**提示された文章**
* * *

晩生、多収水稲新品種候補「伊那28号」


[要約]
水稲「伊那28号」は、熟期が晩生で、耐倒伏性が高く、いもち病に強い。良食味で、黒すじの発生による玄米品質の低下が少ない。

[キーワード]水稲、伊那28号、いもち病、良食味、玄米品質

[担当]長野農事試・育種部
[代表連絡先]電話:026-246-9783
[区分]関東東海北陸農業・関東東海・水田作畑作
[分類]技術・普及

[背景・ねらい]
  長野県の奨励品種中、最も晩生の「秋晴」は昭和40年の奨励品種採用以来一貫して下伊那地方を中心に作り続けられており、平成17年の栽培面積は560haである。この「秋晴」作付け地帯の生産者及び流通関係者より、近年の良食味化指向の中で、新たに自県育成による長野県ブランドの新品種導入が求められた。さらに「秋晴」では割れ籾による玄米の品質劣化も報告されるようになった。これらのことから「秋晴」の特性を改善した「伊那28号」を導入し、県産ブランドの晩生品種として生産振興を図る。

* * *

**提示された行**

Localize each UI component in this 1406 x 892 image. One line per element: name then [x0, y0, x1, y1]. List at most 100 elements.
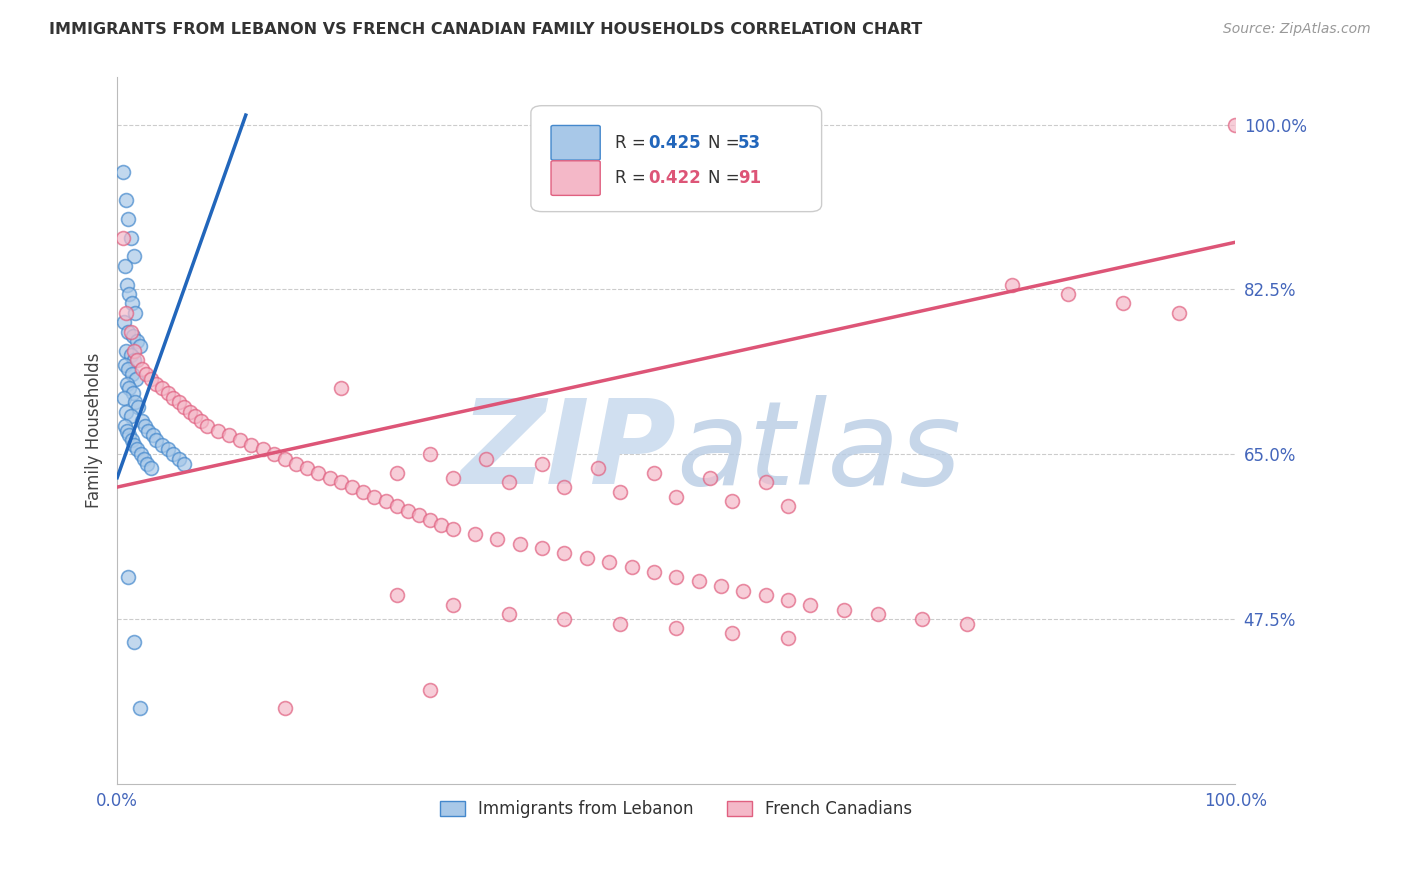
- Text: Source: ZipAtlas.com: Source: ZipAtlas.com: [1223, 22, 1371, 37]
- Point: [128, 701, 150, 715]
- Point: [124, 306, 146, 320]
- Point: [150, 381, 173, 395]
- Point: [121, 433, 143, 447]
- Point: [1112, 296, 1135, 310]
- Point: [184, 409, 207, 424]
- Point: [122, 249, 145, 263]
- Point: [190, 414, 212, 428]
- Point: [374, 494, 396, 508]
- Point: [553, 612, 575, 626]
- Point: [229, 433, 252, 447]
- Point: [145, 433, 167, 447]
- Point: [486, 532, 509, 546]
- Point: [755, 475, 778, 490]
- Point: [139, 461, 162, 475]
- Point: [167, 451, 190, 466]
- Point: [112, 391, 135, 405]
- Point: [553, 546, 575, 560]
- Point: [117, 362, 139, 376]
- Point: [598, 556, 620, 570]
- Text: 91: 91: [738, 169, 761, 187]
- Point: [297, 461, 319, 475]
- Point: [307, 466, 329, 480]
- Point: [127, 400, 149, 414]
- Point: [132, 451, 155, 466]
- Point: [131, 362, 153, 376]
- FancyBboxPatch shape: [551, 126, 600, 160]
- Text: 0.425: 0.425: [648, 134, 702, 153]
- Point: [115, 343, 138, 358]
- Point: [699, 471, 721, 485]
- Point: [643, 565, 665, 579]
- Point: [575, 550, 598, 565]
- Point: [173, 457, 195, 471]
- Text: N =: N =: [707, 134, 744, 153]
- Point: [134, 418, 156, 433]
- Point: [122, 343, 145, 358]
- Point: [385, 588, 408, 602]
- Text: IMMIGRANTS FROM LEBANON VS FRENCH CANADIAN FAMILY HOUSEHOLDS CORRELATION CHART: IMMIGRANTS FROM LEBANON VS FRENCH CANADI…: [49, 22, 922, 37]
- Point: [120, 409, 142, 424]
- Point: [509, 536, 531, 550]
- Point: [131, 414, 153, 428]
- Point: [117, 277, 139, 292]
- Point: [441, 471, 464, 485]
- Point: [419, 513, 441, 527]
- Point: [263, 447, 285, 461]
- Point: [156, 442, 179, 457]
- Point: [553, 480, 575, 494]
- Point: [117, 569, 139, 583]
- Point: [111, 230, 134, 244]
- Point: [643, 466, 665, 480]
- Point: [120, 230, 142, 244]
- Point: [665, 621, 688, 635]
- Point: [114, 358, 136, 372]
- Point: [721, 626, 744, 640]
- Point: [911, 612, 934, 626]
- Point: [832, 602, 855, 616]
- Point: [121, 385, 143, 400]
- Point: [721, 494, 744, 508]
- FancyBboxPatch shape: [531, 105, 821, 211]
- Point: [755, 588, 778, 602]
- Point: [1001, 277, 1024, 292]
- Point: [710, 579, 733, 593]
- FancyBboxPatch shape: [551, 161, 600, 195]
- Point: [127, 442, 149, 457]
- Point: [1225, 118, 1247, 132]
- Y-axis label: Family Households: Family Households: [86, 353, 103, 508]
- Point: [114, 259, 136, 273]
- Point: [776, 499, 799, 513]
- Point: [340, 480, 363, 494]
- Point: [218, 428, 240, 442]
- Text: 0.422: 0.422: [648, 169, 702, 187]
- Text: R =: R =: [614, 134, 651, 153]
- Point: [139, 372, 162, 386]
- Point: [179, 405, 201, 419]
- Point: [464, 527, 486, 541]
- Point: [162, 391, 184, 405]
- Point: [274, 701, 297, 715]
- Point: [118, 287, 141, 301]
- Point: [609, 616, 631, 631]
- Point: [318, 471, 340, 485]
- Point: [156, 385, 179, 400]
- Point: [127, 353, 149, 368]
- Point: [385, 499, 408, 513]
- Point: [1056, 287, 1078, 301]
- Point: [117, 424, 139, 438]
- Point: [173, 400, 195, 414]
- Point: [363, 490, 385, 504]
- Point: [620, 560, 643, 574]
- Point: [122, 438, 145, 452]
- Point: [1168, 306, 1191, 320]
- Point: [531, 541, 554, 556]
- Point: [115, 306, 138, 320]
- Point: [127, 334, 149, 348]
- Point: [733, 583, 755, 598]
- Point: [609, 484, 631, 499]
- Point: [396, 503, 419, 517]
- Point: [274, 451, 297, 466]
- Point: [112, 315, 135, 329]
- Point: [117, 211, 139, 226]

* * *

**取り組む課題**
「伊那28号」の文章から、「[キーワード]水稲、伊那28号、いもち病、良食味、玄米品質」から「生品種として生産振興を図る。」までを両端の語句も含めて一字一句違えずに書き写してください。 回答には文章の内容だけを使ってください。

**最終回答**
[キーワード]水稲、伊那28号、いもち病、良食味、玄米品質

[担当]長野農事試・育種部
[代表連絡先]電話:026-246-9783
[区分]関東東海北陸農業・関東東海・水田作畑作
[分類]技術・普及

[背景・ねらい]
  長野県の奨励品種中、最も晩生の「秋晴」は昭和40年の奨励品種採用以来一貫して下伊那地方を中心に作り続けられており、平成17年の栽培面積は560haである。この「秋晴」作付け地帯の生産者及び流通関係者より、近年の良食味化指向の中で、新たに自県育成による長野県ブランドの新品種導入が求められた。さらに「秋晴」では割れ籾による玄米の品質劣化も報告されるようになった。これらのことから「秋晴」の特性を改善した「伊那28号」を導入し、県産ブランドの晩生品種として生産振興を図る。